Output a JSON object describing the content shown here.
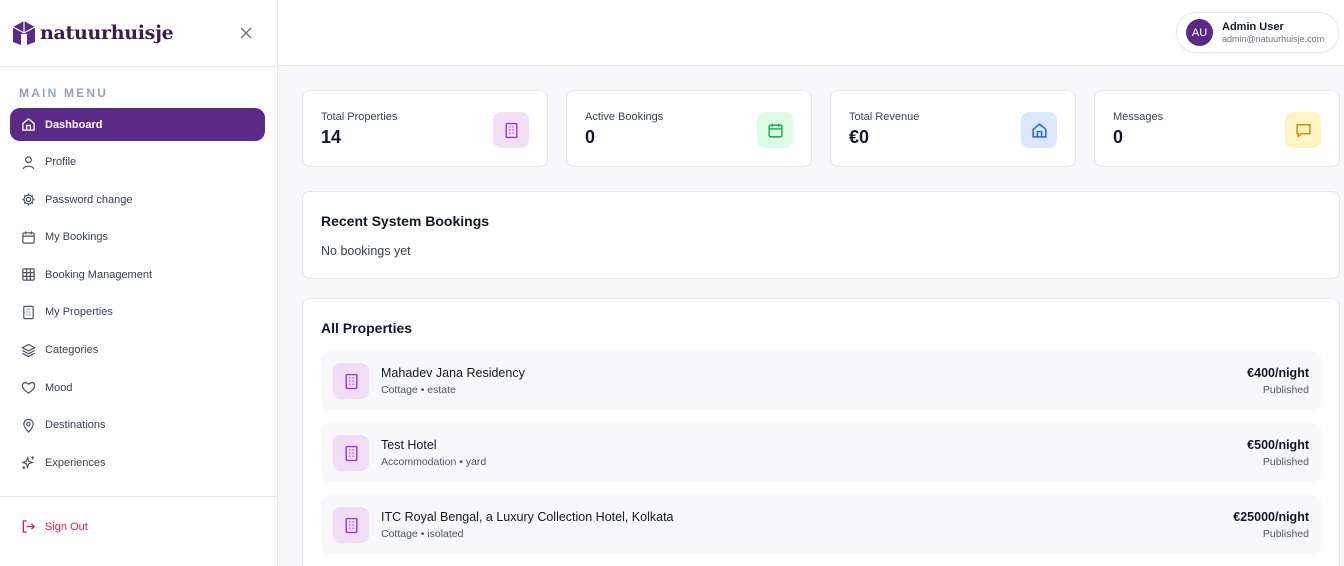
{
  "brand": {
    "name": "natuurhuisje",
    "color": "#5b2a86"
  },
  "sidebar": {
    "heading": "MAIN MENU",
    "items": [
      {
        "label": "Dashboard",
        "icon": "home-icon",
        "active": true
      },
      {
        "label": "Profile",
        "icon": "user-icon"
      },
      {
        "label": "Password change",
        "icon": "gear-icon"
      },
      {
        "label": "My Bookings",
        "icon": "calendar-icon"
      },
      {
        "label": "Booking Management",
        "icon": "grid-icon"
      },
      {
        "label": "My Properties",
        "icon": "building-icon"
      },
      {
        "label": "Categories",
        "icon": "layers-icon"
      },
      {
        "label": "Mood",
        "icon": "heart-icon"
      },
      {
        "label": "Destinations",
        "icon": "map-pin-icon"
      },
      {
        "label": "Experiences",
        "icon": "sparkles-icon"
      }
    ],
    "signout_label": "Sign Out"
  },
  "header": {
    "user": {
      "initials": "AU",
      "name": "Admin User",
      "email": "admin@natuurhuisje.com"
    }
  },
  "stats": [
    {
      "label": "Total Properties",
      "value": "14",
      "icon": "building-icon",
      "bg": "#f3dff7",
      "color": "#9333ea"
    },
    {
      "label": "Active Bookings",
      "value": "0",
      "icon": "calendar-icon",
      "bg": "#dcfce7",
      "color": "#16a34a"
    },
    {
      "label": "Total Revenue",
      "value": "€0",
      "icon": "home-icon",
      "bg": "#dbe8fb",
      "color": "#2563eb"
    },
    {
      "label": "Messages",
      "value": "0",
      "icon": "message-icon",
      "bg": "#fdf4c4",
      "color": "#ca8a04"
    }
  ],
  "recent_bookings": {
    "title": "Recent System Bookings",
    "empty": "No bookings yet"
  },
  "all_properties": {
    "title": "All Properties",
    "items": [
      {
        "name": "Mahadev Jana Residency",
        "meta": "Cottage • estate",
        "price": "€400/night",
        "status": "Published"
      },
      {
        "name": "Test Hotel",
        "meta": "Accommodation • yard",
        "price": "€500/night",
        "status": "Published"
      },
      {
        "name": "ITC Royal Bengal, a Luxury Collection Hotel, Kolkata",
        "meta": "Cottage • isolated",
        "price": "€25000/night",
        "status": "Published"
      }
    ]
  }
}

•••••

* [STATED PROBLEM] Tally the lines of the listing above that include the word "building". Answer with the number alone.

* [RESPONSE TO THIS EXERCISE] 2